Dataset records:

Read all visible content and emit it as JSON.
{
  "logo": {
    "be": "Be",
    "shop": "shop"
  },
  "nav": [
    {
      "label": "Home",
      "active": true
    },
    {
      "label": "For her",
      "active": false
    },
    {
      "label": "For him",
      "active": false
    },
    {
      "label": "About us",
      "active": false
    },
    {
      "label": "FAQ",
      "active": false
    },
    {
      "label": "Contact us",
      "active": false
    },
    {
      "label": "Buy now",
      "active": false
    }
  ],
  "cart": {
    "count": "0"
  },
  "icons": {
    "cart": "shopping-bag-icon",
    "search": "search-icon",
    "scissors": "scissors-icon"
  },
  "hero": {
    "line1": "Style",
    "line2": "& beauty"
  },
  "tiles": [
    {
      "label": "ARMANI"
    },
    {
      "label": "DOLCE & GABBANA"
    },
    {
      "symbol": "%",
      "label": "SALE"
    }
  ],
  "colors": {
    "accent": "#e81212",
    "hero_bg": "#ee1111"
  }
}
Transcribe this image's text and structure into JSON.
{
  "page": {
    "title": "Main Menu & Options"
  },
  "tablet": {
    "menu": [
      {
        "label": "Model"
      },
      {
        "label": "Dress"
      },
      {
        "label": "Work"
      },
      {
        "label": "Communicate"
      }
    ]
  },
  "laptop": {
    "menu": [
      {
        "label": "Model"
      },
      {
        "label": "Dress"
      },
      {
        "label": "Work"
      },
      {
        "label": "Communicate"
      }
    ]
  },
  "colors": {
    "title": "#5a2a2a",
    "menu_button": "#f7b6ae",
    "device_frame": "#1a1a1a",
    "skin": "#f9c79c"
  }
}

## Task goal
Copy all lines of the material above where the string "title" occurs.

## Solution for this problem
    "title": "Main Menu & Options"
    "title": "#5a2a2a",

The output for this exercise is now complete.